Provided records
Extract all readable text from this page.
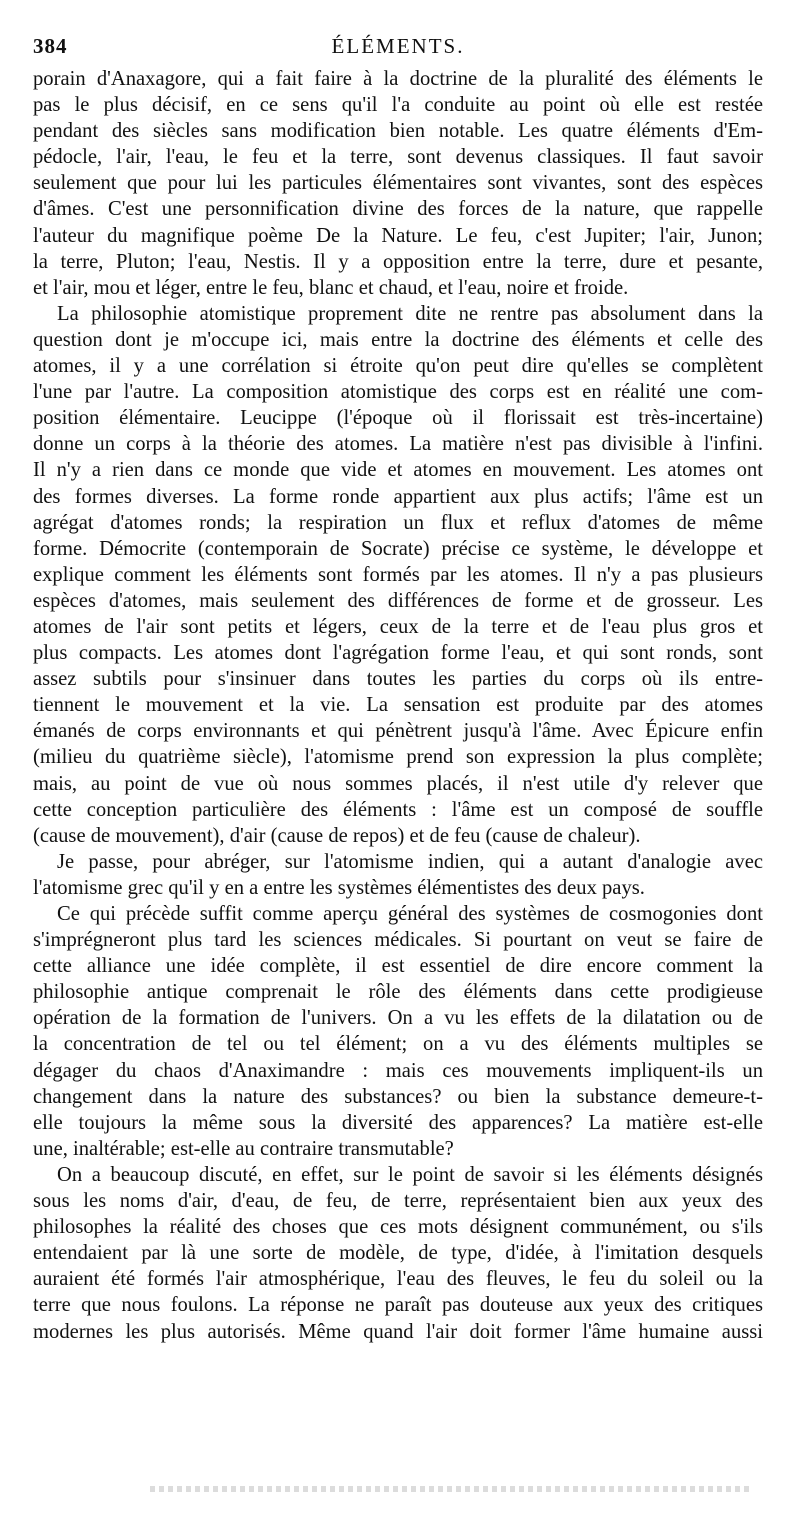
384	ÉLÉMENTS.
porain d'Anaxagore, qui a fait faire à la doctrine de la pluralité des éléments le
pas le plus décisif, en ce sens qu'il l'a conduite au point où elle est restée
pendant des siècles sans modification bien notable. Les quatre éléments d'Em-
pédocle, l'air, l'eau, le feu et la terre, sont devenus classiques. Il faut savoir
seulement que pour lui les particules élémentaires sont vivantes, sont des espèces
d'âmes. C'est une personnification divine des forces de la nature, que rappelle
l'auteur du magnifique poème De la Nature. Le feu, c'est Jupiter; l'air, Junon;
la terre, Pluton; l'eau, Nestis. Il y a opposition entre la terre, dure et pesante,
et l'air, mou et léger, entre le feu, blanc et chaud, et l'eau, noire et froide.
La philosophie atomistique proprement dite ne rentre pas absolument dans la
question dont je m'occupe ici, mais entre la doctrine des éléments et celle des
atomes, il y a une corrélation si étroite qu'on peut dire qu'elles se complètent
l'une par l'autre. La composition atomistique des corps est en réalité une com-
position élémentaire. Leucippe (l'époque où il florissait est très-incertaine)
donne un corps à la théorie des atomes. La matière n'est pas divisible à l'infini.
Il n'y a rien dans ce monde que vide et atomes en mouvement. Les atomes ont
des formes diverses. La forme ronde appartient aux plus actifs; l'âme est un
agrégat d'atomes ronds; la respiration un flux et reflux d'atomes de même
forme. Démocrite (contemporain de Socrate) précise ce système, le développe et
explique comment les éléments sont formés par les atomes. Il n'y a pas plusieurs
espèces d'atomes, mais seulement des différences de forme et de grosseur. Les
atomes de l'air sont petits et légers, ceux de la terre et de l'eau plus gros et
plus compacts. Les atomes dont l'agrégation forme l'eau, et qui sont ronds, sont
assez subtils pour s'insinuer dans toutes les parties du corps où ils entre-
tiennent le mouvement et la vie. La sensation est produite par des atomes
émanés de corps environnants et qui pénètrent jusqu'à l'âme. Avec Épicure enfin
(milieu du quatrième siècle), l'atomisme prend son expression la plus complète;
mais, au point de vue où nous sommes placés, il n'est utile d'y relever que
cette conception particulière des éléments : l'âme est un composé de souffle
(cause de mouvement), d'air (cause de repos) et de feu (cause de chaleur).
Je passe, pour abréger, sur l'atomisme indien, qui a autant d'analogie avec
l'atomisme grec qu'il y en a entre les systèmes élémentistes des deux pays.
Ce qui précède suffit comme aperçu général des systèmes de cosmogonies dont
s'imprégneront plus tard les sciences médicales. Si pourtant on veut se faire de
cette alliance une idée complète, il est essentiel de dire encore comment la
philosophie antique comprenait le rôle des éléments dans cette prodigieuse
opération de la formation de l'univers. On a vu les effets de la dilatation ou de
la concentration de tel ou tel élément; on a vu des éléments multiples se
dégager du chaos d'Anaximandre : mais ces mouvements impliquent-ils un
changement dans la nature des substances? ou bien la substance demeure-t-
elle toujours la même sous la diversité des apparences? La matière est-elle
une, inaltérable; est-elle au contraire transmutable?
On a beaucoup discuté, en effet, sur le point de savoir si les éléments désignés
sous les noms d'air, d'eau, de feu, de terre, représentaient bien aux yeux des
philosophes la réalité des choses que ces mots désignent communément, ou s'ils
entendaient par là une sorte de modèle, de type, d'idée, à l'imitation desquels
auraient été formés l'air atmosphérique, l'eau des fleuves, le feu du soleil ou la
terre que nous foulons. La réponse ne paraît pas douteuse aux yeux des critiques
modernes les plus autorisés. Même quand l'air doit former l'âme humaine aussi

Directive
Return a copy of every line that includes the word "comment".

Task result
explique comment les éléments sont formés par les atomes. Il n'y a pas plusieurs
cette alliance une idée complète, il est essentiel de dire encore comment la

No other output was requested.